[Dataset entries]
▶

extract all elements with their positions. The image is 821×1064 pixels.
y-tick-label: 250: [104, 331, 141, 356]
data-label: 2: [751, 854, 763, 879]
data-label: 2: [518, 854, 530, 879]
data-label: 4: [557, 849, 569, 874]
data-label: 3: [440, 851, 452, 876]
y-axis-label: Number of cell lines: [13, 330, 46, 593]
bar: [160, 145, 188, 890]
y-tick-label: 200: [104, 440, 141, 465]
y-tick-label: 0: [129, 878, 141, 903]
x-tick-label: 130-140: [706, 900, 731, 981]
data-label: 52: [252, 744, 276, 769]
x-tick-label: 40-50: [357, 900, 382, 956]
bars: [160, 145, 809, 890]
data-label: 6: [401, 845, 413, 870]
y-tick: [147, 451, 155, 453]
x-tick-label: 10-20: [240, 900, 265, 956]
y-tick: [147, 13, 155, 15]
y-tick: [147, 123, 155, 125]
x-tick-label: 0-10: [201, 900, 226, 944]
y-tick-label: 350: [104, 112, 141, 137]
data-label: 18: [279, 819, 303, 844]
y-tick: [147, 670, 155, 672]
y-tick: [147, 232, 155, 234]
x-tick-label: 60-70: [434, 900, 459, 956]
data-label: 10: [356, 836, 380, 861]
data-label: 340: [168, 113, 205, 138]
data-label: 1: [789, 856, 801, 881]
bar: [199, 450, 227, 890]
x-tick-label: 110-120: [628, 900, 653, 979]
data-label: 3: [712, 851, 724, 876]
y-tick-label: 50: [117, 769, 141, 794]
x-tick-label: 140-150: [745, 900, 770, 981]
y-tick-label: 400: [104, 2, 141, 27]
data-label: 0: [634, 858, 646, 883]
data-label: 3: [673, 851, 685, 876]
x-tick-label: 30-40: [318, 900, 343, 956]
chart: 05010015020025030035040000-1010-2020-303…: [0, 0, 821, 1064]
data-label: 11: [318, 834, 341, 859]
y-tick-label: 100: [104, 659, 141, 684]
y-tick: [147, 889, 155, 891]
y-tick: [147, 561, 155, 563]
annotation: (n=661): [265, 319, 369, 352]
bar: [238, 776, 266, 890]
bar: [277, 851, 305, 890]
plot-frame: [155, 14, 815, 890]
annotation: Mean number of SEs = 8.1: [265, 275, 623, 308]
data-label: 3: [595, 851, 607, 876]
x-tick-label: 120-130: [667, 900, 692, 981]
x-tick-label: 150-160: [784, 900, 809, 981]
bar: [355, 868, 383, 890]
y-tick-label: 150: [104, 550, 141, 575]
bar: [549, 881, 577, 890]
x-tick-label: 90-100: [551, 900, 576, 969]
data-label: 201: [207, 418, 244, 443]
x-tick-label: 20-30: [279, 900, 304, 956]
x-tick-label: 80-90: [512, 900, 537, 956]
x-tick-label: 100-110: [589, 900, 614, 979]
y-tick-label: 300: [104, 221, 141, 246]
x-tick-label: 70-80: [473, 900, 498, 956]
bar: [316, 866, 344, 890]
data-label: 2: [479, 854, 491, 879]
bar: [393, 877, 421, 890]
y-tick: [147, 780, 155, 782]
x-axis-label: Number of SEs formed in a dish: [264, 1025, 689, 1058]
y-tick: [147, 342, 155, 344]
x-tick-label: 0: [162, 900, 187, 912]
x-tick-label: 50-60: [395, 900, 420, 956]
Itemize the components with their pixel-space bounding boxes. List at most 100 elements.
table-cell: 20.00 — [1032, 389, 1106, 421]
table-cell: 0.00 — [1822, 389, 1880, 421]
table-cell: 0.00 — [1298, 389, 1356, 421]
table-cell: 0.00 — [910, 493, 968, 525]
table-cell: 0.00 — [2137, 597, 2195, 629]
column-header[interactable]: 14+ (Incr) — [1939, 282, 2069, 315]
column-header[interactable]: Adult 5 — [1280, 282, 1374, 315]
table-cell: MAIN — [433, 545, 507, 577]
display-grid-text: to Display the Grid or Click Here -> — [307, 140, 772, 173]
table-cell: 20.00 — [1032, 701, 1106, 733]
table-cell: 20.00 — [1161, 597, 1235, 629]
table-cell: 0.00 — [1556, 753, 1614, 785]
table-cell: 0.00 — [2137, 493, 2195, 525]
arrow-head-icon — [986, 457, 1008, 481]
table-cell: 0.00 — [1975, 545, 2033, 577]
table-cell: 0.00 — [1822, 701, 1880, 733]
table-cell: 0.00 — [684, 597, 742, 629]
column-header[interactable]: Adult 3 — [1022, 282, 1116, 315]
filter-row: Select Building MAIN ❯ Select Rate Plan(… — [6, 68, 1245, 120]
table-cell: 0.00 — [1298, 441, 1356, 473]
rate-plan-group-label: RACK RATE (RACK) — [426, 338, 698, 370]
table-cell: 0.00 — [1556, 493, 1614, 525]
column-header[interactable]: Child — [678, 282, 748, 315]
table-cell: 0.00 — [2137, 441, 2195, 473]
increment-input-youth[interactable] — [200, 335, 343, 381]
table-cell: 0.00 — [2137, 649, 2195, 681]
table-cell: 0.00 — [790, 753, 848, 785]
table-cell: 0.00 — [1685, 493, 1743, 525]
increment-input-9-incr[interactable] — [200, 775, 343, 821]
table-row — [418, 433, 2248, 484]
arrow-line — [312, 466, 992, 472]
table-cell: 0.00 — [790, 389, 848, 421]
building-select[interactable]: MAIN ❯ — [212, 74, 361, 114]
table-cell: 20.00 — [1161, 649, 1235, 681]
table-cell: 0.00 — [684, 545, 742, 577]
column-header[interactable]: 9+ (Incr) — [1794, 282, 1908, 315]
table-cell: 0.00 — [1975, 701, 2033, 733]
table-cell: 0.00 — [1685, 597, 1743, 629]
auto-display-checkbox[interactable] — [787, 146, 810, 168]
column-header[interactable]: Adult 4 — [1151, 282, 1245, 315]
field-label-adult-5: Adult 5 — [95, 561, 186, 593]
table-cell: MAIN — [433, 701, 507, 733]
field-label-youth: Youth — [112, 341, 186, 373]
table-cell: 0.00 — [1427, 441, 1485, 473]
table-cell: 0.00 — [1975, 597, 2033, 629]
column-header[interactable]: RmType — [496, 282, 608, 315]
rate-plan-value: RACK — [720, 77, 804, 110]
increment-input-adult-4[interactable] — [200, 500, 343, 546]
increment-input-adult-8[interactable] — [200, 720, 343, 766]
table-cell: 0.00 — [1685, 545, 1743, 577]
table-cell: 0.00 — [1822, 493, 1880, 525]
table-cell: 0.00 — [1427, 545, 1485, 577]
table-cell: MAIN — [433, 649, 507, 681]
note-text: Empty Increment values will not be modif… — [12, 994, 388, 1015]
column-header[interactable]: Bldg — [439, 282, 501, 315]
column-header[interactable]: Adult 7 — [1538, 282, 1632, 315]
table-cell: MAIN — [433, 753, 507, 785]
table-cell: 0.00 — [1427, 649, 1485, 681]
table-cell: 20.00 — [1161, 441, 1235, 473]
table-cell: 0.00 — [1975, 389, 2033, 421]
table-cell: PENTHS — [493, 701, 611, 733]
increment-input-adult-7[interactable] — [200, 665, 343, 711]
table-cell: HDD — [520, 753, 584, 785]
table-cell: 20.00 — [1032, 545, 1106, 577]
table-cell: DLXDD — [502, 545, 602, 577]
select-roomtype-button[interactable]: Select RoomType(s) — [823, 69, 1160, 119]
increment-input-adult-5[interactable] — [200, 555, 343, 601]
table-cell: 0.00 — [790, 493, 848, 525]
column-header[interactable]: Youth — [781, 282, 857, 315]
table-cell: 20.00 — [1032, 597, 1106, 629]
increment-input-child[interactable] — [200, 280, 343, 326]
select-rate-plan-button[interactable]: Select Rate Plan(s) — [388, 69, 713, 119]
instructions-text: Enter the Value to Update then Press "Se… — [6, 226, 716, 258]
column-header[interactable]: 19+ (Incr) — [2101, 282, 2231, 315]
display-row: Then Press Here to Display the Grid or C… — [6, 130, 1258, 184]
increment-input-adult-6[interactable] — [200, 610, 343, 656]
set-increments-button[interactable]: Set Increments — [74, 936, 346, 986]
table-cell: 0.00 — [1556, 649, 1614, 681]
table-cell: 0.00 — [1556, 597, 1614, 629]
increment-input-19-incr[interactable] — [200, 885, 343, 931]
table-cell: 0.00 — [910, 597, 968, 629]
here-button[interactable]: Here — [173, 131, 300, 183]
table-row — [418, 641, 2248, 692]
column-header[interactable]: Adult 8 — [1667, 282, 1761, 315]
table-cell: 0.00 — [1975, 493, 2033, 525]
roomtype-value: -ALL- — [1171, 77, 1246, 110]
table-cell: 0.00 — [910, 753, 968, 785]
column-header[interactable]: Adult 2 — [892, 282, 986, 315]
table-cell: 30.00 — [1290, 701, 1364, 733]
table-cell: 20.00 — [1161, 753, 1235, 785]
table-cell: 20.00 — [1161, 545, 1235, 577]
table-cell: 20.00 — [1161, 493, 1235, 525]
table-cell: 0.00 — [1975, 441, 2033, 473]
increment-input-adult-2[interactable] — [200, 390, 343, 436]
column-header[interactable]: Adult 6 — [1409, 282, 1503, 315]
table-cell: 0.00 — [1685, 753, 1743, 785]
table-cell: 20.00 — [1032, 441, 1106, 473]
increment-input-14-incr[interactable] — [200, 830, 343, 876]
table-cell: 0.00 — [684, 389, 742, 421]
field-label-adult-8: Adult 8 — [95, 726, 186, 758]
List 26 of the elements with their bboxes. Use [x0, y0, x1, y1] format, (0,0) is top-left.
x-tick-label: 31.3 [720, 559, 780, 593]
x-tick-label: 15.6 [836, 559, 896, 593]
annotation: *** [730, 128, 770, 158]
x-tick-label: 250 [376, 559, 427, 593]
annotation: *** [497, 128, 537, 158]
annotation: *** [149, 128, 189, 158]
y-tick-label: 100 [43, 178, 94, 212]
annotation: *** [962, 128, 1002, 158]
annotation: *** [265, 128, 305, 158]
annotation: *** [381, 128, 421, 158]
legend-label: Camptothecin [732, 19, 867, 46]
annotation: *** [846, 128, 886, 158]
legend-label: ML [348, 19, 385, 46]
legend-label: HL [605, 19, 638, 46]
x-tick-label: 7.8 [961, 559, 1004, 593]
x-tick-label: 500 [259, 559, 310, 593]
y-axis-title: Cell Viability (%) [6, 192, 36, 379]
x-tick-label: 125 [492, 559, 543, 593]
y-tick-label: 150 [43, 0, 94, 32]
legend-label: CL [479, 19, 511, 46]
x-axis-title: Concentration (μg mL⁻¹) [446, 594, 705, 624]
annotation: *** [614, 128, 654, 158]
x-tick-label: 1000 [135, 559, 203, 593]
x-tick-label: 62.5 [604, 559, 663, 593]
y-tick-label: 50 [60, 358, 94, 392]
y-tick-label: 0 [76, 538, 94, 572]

◀

SET EXERCISE: Please switch every "annotation" to "callout" in everything from the start of the records down to the line containing "bar: [355, 868, 383, 890]", and give those lines again with nothing else changed.

RESULT OF THE TASK:
extract all elements with their positions. The image is 821×1064 pixels.
y-tick-label: 250: [104, 331, 141, 356]
data-label: 2: [751, 854, 763, 879]
data-label: 2: [518, 854, 530, 879]
data-label: 4: [557, 849, 569, 874]
data-label: 3: [440, 851, 452, 876]
y-axis-label: Number of cell lines: [13, 330, 46, 593]
bar: [160, 145, 188, 890]
y-tick-label: 200: [104, 440, 141, 465]
y-tick-label: 0: [129, 878, 141, 903]
x-tick-label: 130-140: [706, 900, 731, 981]
data-label: 52: [252, 744, 276, 769]
x-tick-label: 40-50: [357, 900, 382, 956]
bars: [160, 145, 809, 890]
data-label: 6: [401, 845, 413, 870]
y-tick: [147, 451, 155, 453]
x-tick-label: 10-20: [240, 900, 265, 956]
y-tick: [147, 13, 155, 15]
y-tick: [147, 123, 155, 125]
x-tick-label: 0-10: [201, 900, 226, 944]
y-tick-label: 350: [104, 112, 141, 137]
data-label: 18: [279, 819, 303, 844]
y-tick: [147, 670, 155, 672]
y-tick: [147, 232, 155, 234]
x-tick-label: 60-70: [434, 900, 459, 956]
data-label: 10: [356, 836, 380, 861]
data-label: 340: [168, 113, 205, 138]
data-label: 1: [789, 856, 801, 881]
bar: [199, 450, 227, 890]
x-tick-label: 110-120: [628, 900, 653, 979]
data-label: 3: [712, 851, 724, 876]
y-tick-label: 50: [117, 769, 141, 794]
x-tick-label: 140-150: [745, 900, 770, 981]
y-tick-label: 400: [104, 2, 141, 27]
data-label: 0: [634, 858, 646, 883]
data-label: 3: [673, 851, 685, 876]
x-tick-label: 30-40: [318, 900, 343, 956]
chart: 05010015020025030035040000-1010-2020-303…: [0, 0, 821, 1064]
data-label: 11: [318, 834, 341, 859]
y-tick-label: 100: [104, 659, 141, 684]
y-tick: [147, 889, 155, 891]
y-tick: [147, 561, 155, 563]
callout: (n=661): [265, 319, 369, 352]
bar: [238, 776, 266, 890]
bar: [277, 851, 305, 890]
plot-frame: [155, 14, 815, 890]
callout: Mean number of SEs = 8.1: [265, 275, 623, 308]
data-label: 3: [595, 851, 607, 876]
x-tick-label: 120-130: [667, 900, 692, 981]
x-tick-label: 150-160: [784, 900, 809, 981]
bar: [355, 868, 383, 890]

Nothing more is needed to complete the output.